**DATA RECORDS:**

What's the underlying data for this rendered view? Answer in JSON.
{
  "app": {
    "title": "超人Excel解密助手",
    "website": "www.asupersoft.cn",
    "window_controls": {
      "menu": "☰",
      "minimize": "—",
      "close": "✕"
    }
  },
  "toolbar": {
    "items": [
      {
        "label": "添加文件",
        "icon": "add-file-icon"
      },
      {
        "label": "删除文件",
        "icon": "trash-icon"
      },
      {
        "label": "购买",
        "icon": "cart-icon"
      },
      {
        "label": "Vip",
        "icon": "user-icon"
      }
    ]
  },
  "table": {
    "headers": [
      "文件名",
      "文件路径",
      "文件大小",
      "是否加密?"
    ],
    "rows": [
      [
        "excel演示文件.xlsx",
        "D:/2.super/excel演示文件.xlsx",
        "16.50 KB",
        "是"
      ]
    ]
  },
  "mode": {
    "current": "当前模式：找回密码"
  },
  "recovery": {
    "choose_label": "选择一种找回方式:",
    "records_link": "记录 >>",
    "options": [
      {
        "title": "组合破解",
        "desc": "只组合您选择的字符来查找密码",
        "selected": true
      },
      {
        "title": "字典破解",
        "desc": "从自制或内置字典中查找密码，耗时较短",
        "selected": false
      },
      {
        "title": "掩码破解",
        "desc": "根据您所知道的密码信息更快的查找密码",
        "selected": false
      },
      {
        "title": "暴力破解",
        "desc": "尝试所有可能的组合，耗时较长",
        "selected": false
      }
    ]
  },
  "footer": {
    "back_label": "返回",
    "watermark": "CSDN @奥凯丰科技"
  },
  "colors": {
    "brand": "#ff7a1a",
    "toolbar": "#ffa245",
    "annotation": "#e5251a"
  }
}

**AIM:** Repeat each of the entries above precisely as given.

**THE RESULT:**
What's the underlying data for this rendered view? Answer in JSON.
{
  "app": {
    "title": "超人Excel解密助手",
    "website": "www.asupersoft.cn",
    "window_controls": {
      "menu": "☰",
      "minimize": "—",
      "close": "✕"
    }
  },
  "toolbar": {
    "items": [
      {
        "label": "添加文件",
        "icon": "add-file-icon"
      },
      {
        "label": "删除文件",
        "icon": "trash-icon"
      },
      {
        "label": "购买",
        "icon": "cart-icon"
      },
      {
        "label": "Vip",
        "icon": "user-icon"
      }
    ]
  },
  "table": {
    "headers": [
      "文件名",
      "文件路径",
      "文件大小",
      "是否加密?"
    ],
    "rows": [
      [
        "excel演示文件.xlsx",
        "D:/2.super/excel演示文件.xlsx",
        "16.50 KB",
        "是"
      ]
    ]
  },
  "mode": {
    "current": "当前模式：找回密码"
  },
  "recovery": {
    "choose_label": "选择一种找回方式:",
    "records_link": "记录 >>",
    "options": [
      {
        "title": "组合破解",
        "desc": "只组合您选择的字符来查找密码",
        "selected": true
      },
      {
        "title": "字典破解",
        "desc": "从自制或内置字典中查找密码，耗时较短",
        "selected": false
      },
      {
        "title": "掩码破解",
        "desc": "根据您所知道的密码信息更快的查找密码",
        "selected": false
      },
      {
        "title": "暴力破解",
        "desc": "尝试所有可能的组合，耗时较长",
        "selected": false
      }
    ]
  },
  "footer": {
    "back_label": "返回",
    "watermark": "CSDN @奥凯丰科技"
  },
  "colors": {
    "brand": "#ff7a1a",
    "toolbar": "#ffa245",
    "annotation": "#e5251a"
  }
}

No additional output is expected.